TASK DESCRIPTION
Find and copy lines holding "label".

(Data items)
====
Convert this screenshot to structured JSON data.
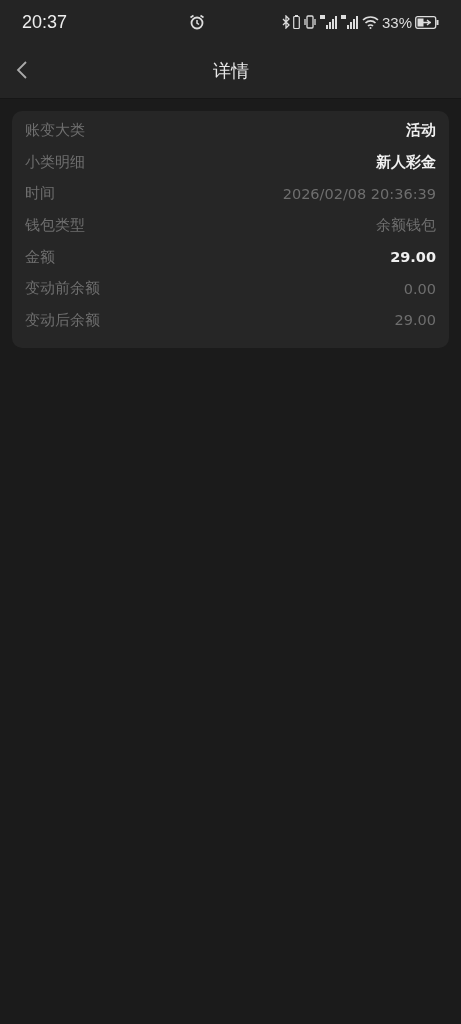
{
  "status_bar": {
    "time": "20:37",
    "battery": "33%"
  },
  "header": {
    "title": "详情"
  },
  "details": [
    {
      "label": "账变大类",
      "value": "活动",
      "kind": "strong"
    },
    {
      "label": "小类明细",
      "value": "新人彩金",
      "kind": "strong"
    },
    {
      "label": "时间",
      "value": "2026/02/08 20:36:39",
      "kind": "plain"
    },
    {
      "label": "钱包类型",
      "value": "余额钱包",
      "kind": "plain"
    },
    {
      "label": "金额",
      "value": "29.00",
      "kind": "strong"
    },
    {
      "label": "变动前余额",
      "value": "0.00",
      "kind": "plain"
    },
    {
      "label": "变动后余额",
      "value": "29.00",
      "kind": "plain"
    }
  ]
}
====
TASK SOLUTION
      "label": "账变大类",
      "label": "小类明细",
      "label": "时间",
      "label": "钱包类型",
      "label": "金额",
      "label": "变动前余额",
      "label": "变动后余额",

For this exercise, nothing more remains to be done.